• [Description of the task] Examine each line of the data. Copy those that contain the string "міської".

Data records:
--- begin ---

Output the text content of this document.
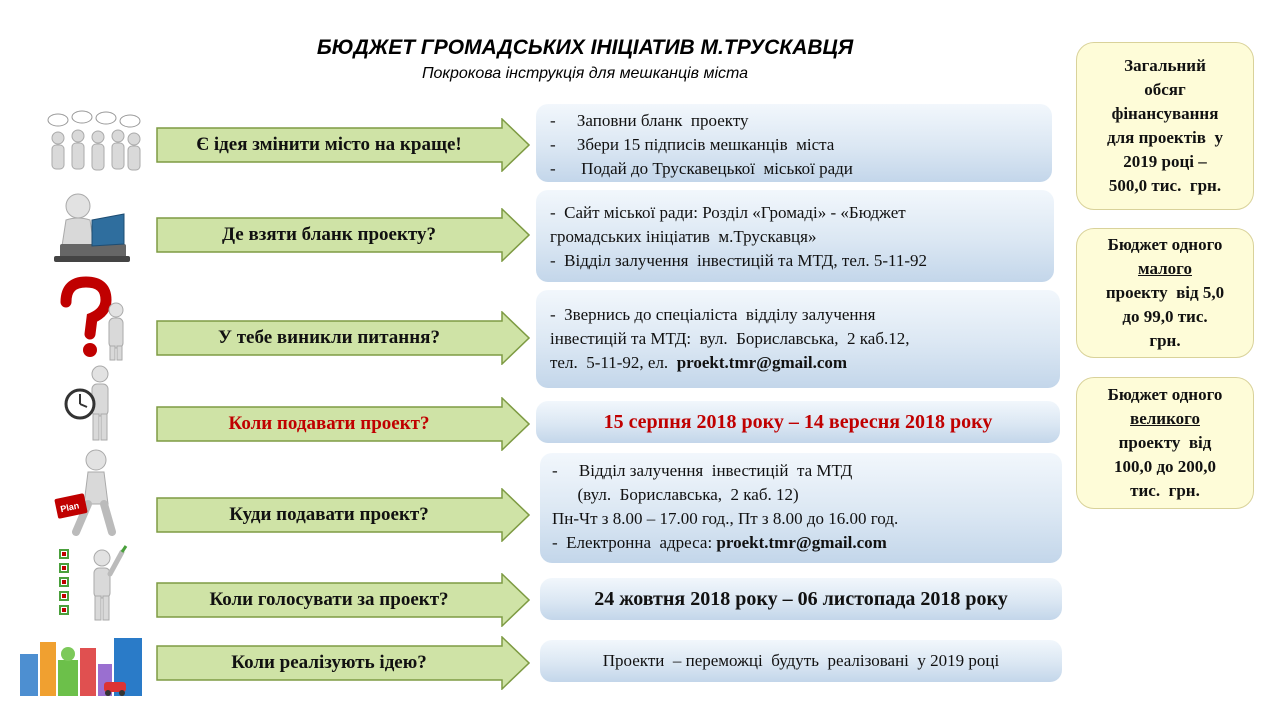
БЮДЖЕТ ГРОМАДСЬКИХ ІНІЦІАТИВ М.ТРУСКАВЦЯ
Покрокова інструкція для мешканців міста
Plan
Є ідея змінити місто на краще!
Де взяти бланк проекту?
У тебе виникли питання?
Коли подавати проект?
Куди подавати проект?
Коли голосувати за проект?
Коли реалізують ідею?
-     Заповни бланк  проекту
-     Збери 15 підписів мешканців  міста
-      Подай до Трускавецької  міської ради
-  Сайт міської ради: Розділ «Громаді» - «Бюджет
громадських ініціатив  м.Трускавця»
-  Відділ залучення  інвестицій та МТД, тел. 5-11-92
-  Звернись до спеціаліста  відділу залучення
інвестицій та МТД:  вул.  Бориславська,  2 каб.12,
тел.  5-11-92, ел.  proekt.tmr@gmail.com
15 серпня 2018 року – 14 вересня 2018 року
-     Відділ залучення  інвестицій  та МТД
(вул.  Бориславська,  2 каб. 12)
Пн-Чт з 8.00 – 17.00 год., Пт з 8.00 до 16.00 год.
-  Електронна  адреса: proekt.tmr@gmail.com
24 жовтня 2018 року – 06 листопада 2018 року
Проекти  – переможці  будуть  реалізовані  у 2019 році
Загальний
обсяг
фінансування
для проектів  у
2019 році –
500,0 тис.  грн.
Бюджет одного
малого
проекту  від 5,0
до 99,0 тис.
грн.
Бюджет одного
великого
проекту  від
100,0 до 200,0
тис.  грн.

--- end ---

• [Expected answer]
-      Подай до Трускавецької  міської ради
-  Сайт міської ради: Розділ «Громаді» - «Бюджет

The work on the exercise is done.